EXERCISE REQUIREMENTS. Print the entries verbatim, leaving out the images they contain.

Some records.
■ ■ ■ ■ ■

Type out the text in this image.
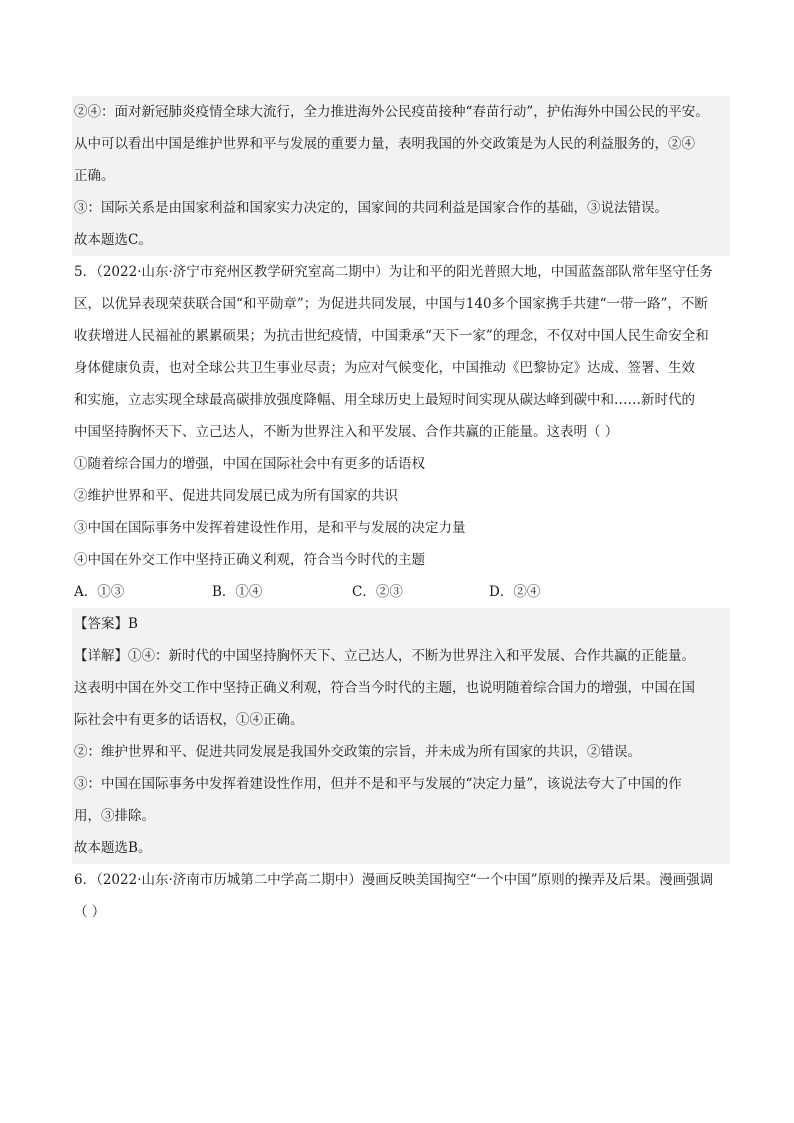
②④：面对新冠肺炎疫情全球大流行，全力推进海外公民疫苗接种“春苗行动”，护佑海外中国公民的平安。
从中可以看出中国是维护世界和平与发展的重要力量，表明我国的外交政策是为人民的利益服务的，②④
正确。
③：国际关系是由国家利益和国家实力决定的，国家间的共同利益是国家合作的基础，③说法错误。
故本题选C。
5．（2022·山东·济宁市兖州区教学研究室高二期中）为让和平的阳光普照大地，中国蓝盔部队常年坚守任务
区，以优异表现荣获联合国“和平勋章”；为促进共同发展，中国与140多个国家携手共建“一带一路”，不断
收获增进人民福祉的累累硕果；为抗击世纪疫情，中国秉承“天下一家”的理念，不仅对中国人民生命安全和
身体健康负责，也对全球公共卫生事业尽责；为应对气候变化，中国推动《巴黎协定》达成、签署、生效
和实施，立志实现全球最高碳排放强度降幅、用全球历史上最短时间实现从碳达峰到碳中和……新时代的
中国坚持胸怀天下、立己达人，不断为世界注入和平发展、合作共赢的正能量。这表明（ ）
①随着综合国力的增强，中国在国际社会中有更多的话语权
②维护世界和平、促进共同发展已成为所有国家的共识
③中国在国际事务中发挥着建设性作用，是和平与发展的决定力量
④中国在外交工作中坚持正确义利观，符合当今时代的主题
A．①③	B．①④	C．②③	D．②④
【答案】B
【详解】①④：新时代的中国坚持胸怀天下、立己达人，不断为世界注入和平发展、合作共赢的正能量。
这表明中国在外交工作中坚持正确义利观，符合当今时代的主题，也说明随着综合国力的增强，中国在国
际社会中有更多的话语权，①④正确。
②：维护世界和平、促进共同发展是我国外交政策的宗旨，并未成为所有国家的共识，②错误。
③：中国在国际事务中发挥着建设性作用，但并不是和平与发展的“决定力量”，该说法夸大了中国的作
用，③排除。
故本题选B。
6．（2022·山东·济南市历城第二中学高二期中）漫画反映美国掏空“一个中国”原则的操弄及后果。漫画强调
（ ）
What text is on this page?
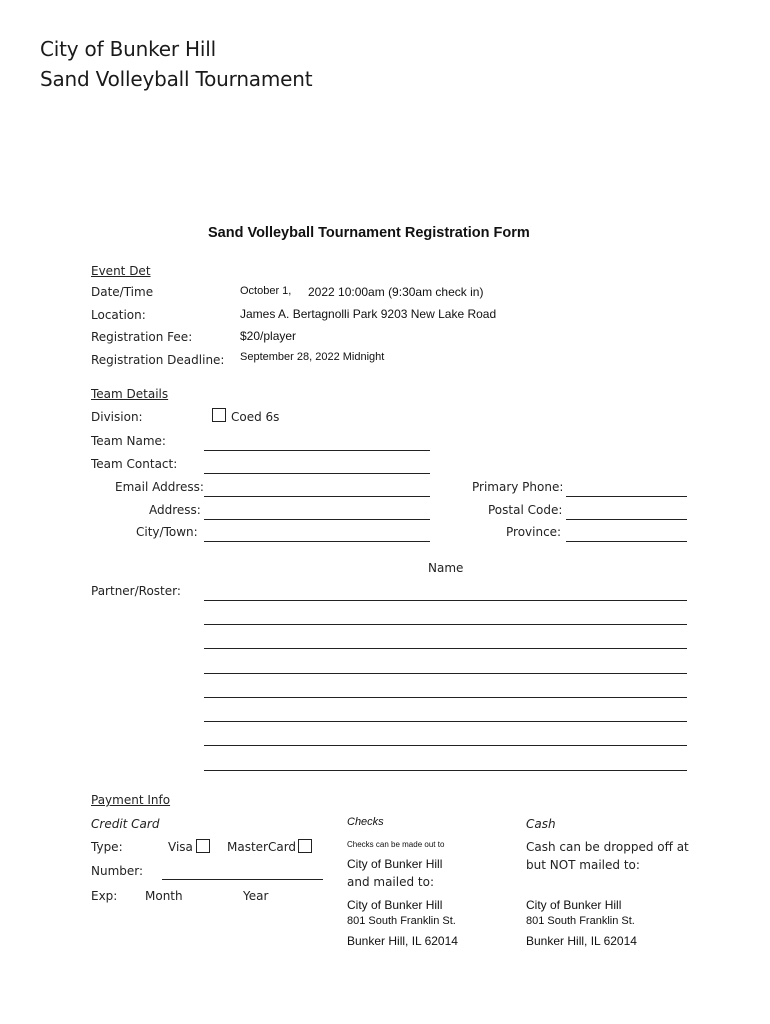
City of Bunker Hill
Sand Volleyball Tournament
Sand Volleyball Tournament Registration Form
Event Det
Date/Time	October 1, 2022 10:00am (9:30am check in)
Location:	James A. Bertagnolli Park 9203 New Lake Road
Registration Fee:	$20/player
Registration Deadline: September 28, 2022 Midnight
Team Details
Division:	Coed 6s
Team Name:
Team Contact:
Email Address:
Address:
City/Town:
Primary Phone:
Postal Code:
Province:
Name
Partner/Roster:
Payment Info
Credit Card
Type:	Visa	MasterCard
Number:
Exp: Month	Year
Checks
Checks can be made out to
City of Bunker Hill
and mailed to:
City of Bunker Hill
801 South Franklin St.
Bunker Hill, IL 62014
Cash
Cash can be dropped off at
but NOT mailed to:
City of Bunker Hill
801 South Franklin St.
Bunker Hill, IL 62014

■ ■ ■ ■ ■

CORRECT RESULT.
Type out the text in this image.
②④：面对新冠肺炎疫情全球大流行，全力推进海外公民疫苗接种“春苗行动”，护佑海外中国公民的平安。
从中可以看出中国是维护世界和平与发展的重要力量，表明我国的外交政策是为人民的利益服务的，②④
正确。
③：国际关系是由国家利益和国家实力决定的，国家间的共同利益是国家合作的基础，③说法错误。
故本题选C。
5．（2022·山东·济宁市兖州区教学研究室高二期中）为让和平的阳光普照大地，中国蓝盔部队常年坚守任务
区，以优异表现荣获联合国“和平勋章”；为促进共同发展，中国与140多个国家携手共建“一带一路”，不断
收获增进人民福祉的累累硕果；为抗击世纪疫情，中国秉承“天下一家”的理念，不仅对中国人民生命安全和
身体健康负责，也对全球公共卫生事业尽责；为应对气候变化，中国推动《巴黎协定》达成、签署、生效
和实施，立志实现全球最高碳排放强度降幅、用全球历史上最短时间实现从碳达峰到碳中和……新时代的
中国坚持胸怀天下、立己达人，不断为世界注入和平发展、合作共赢的正能量。这表明（ ）
①随着综合国力的增强，中国在国际社会中有更多的话语权
②维护世界和平、促进共同发展已成为所有国家的共识
③中国在国际事务中发挥着建设性作用，是和平与发展的决定力量
④中国在外交工作中坚持正确义利观，符合当今时代的主题
A．①③	B．①④	C．②③	D．②④
【答案】B
【详解】①④：新时代的中国坚持胸怀天下、立己达人，不断为世界注入和平发展、合作共赢的正能量。
这表明中国在外交工作中坚持正确义利观，符合当今时代的主题，也说明随着综合国力的增强，中国在国
际社会中有更多的话语权，①④正确。
②：维护世界和平、促进共同发展是我国外交政策的宗旨，并未成为所有国家的共识，②错误。
③：中国在国际事务中发挥着建设性作用，但并不是和平与发展的“决定力量”，该说法夸大了中国的作
用，③排除。
故本题选B。
6．（2022·山东·济南市历城第二中学高二期中）漫画反映美国掏空“一个中国”原则的操弄及后果。漫画强调
（ ）
What text is on this page?
City of Bunker Hill
Sand Volleyball Tournament
Sand Volleyball Tournament Registration Form
Event Det
Date/Time	October 1, 2022 10:00am (9:30am check in)
Location:	James A. Bertagnolli Park 9203 New Lake Road
Registration Fee:	$20/player
Registration Deadline: September 28, 2022 Midnight
Team Details
Division:	Coed 6s
Team Name:
Team Contact:
Email Address:
Address:
City/Town:
Primary Phone:
Postal Code:
Province:
Name
Partner/Roster:
Payment Info
Credit Card
Type:	Visa	MasterCard
Number:
Exp: Month	Year
Checks
Checks can be made out to
City of Bunker Hill
and mailed to:
City of Bunker Hill
801 South Franklin St.
Bunker Hill, IL 62014
Cash
Cash can be dropped off at
but NOT mailed to:
City of Bunker Hill
801 South Franklin St.
Bunker Hill, IL 62014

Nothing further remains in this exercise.